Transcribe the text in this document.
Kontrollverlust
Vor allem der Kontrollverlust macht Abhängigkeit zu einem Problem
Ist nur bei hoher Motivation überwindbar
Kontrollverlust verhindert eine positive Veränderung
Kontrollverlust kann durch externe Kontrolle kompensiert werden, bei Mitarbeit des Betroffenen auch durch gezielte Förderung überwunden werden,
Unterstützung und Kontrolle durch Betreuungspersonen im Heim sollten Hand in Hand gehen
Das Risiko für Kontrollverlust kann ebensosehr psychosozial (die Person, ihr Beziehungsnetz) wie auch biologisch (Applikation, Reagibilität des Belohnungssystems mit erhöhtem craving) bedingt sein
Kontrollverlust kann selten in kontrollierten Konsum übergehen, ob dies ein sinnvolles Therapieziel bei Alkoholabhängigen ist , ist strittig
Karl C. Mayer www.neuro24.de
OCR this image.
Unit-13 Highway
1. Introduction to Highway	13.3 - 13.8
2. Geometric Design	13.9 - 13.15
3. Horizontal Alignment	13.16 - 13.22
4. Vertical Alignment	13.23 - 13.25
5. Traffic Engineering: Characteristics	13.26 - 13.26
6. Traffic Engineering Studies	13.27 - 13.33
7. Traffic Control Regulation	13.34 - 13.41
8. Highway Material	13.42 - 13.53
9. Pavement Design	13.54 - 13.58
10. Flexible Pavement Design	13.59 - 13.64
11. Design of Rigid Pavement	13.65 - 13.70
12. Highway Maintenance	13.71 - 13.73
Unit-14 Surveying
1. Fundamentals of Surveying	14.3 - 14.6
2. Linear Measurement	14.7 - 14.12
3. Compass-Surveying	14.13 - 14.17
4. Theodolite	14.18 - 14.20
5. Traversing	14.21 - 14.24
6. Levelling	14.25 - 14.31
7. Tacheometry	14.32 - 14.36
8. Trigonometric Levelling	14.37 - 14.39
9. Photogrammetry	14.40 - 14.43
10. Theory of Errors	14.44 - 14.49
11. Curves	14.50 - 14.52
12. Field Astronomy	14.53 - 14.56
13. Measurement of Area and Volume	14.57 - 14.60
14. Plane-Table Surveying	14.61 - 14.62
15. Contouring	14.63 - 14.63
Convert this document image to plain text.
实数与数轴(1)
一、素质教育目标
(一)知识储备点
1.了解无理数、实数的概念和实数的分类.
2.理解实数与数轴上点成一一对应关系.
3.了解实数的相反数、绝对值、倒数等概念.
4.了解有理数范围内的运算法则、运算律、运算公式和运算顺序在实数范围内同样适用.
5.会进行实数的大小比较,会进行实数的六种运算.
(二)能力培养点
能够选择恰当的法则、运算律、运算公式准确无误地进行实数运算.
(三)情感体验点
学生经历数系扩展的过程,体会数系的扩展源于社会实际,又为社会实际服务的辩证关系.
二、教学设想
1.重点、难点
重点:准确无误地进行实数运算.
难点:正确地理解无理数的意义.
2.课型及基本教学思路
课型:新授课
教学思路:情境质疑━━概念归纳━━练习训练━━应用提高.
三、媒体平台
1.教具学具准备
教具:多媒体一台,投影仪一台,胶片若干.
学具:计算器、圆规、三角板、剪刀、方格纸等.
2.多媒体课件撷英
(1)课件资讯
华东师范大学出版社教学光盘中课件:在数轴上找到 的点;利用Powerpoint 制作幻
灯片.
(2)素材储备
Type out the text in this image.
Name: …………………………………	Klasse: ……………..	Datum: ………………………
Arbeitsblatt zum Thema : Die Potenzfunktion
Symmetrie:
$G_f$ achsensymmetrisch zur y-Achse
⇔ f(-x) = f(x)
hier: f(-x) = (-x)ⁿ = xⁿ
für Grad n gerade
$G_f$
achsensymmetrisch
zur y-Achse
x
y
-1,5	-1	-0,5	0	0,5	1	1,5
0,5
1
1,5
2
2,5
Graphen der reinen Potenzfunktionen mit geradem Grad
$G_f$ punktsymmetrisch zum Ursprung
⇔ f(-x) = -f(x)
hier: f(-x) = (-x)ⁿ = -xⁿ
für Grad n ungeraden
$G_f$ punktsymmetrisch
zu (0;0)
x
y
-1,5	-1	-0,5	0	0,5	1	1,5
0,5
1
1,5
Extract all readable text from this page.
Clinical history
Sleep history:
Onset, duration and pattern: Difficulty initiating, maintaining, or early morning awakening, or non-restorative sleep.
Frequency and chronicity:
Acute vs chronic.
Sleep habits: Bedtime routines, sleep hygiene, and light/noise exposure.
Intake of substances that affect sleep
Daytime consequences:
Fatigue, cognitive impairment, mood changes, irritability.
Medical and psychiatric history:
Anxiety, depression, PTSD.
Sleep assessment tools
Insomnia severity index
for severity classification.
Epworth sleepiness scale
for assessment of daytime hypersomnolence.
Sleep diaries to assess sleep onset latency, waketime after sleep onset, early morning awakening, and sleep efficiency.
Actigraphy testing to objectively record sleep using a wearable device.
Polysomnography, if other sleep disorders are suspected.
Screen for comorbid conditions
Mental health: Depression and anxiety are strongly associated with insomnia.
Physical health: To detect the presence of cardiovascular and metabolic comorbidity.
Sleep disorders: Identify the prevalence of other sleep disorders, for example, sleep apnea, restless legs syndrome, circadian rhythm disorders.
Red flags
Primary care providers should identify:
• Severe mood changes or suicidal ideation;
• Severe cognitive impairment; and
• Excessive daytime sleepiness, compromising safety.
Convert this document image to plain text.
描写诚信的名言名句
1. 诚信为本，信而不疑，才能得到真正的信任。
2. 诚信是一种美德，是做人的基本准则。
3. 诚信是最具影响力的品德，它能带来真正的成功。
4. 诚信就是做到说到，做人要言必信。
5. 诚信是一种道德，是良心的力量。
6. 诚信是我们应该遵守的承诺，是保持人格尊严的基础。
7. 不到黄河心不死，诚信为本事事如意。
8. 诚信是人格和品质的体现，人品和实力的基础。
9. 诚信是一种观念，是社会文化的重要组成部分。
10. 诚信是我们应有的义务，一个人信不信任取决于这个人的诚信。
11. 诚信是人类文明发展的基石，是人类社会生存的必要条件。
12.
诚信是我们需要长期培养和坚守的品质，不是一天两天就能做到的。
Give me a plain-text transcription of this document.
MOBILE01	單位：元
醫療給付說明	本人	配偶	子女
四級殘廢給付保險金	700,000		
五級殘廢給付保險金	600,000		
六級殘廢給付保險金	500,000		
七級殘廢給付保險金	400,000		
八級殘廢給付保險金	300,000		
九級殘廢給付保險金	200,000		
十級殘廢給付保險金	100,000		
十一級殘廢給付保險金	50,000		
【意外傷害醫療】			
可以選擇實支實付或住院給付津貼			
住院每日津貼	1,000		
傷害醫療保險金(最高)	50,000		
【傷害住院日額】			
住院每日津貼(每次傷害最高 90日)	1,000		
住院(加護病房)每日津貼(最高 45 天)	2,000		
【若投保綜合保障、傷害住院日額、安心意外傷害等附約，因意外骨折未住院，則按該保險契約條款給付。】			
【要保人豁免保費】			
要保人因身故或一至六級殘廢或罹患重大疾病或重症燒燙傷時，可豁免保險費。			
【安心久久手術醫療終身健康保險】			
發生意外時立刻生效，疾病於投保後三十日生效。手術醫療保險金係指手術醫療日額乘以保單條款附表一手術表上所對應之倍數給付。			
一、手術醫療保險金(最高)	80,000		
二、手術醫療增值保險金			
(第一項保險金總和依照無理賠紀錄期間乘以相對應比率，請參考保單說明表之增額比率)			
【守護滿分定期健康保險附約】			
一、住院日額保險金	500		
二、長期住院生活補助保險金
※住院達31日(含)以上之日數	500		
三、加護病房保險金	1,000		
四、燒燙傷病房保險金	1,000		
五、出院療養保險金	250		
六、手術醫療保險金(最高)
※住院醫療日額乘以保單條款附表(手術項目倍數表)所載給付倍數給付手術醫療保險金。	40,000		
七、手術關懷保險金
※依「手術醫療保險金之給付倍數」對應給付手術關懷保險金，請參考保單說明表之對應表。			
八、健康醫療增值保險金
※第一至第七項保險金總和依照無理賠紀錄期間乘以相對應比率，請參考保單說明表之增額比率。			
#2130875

__Short exercise__
Gather from the records above every line containing the string "Traffic".

__Finished answer__
5. Traffic Engineering: Characteristics	13.26 - 13.26
6. Traffic Engineering Studies	13.27 - 13.33
7. Traffic Control Regulation	13.34 - 13.41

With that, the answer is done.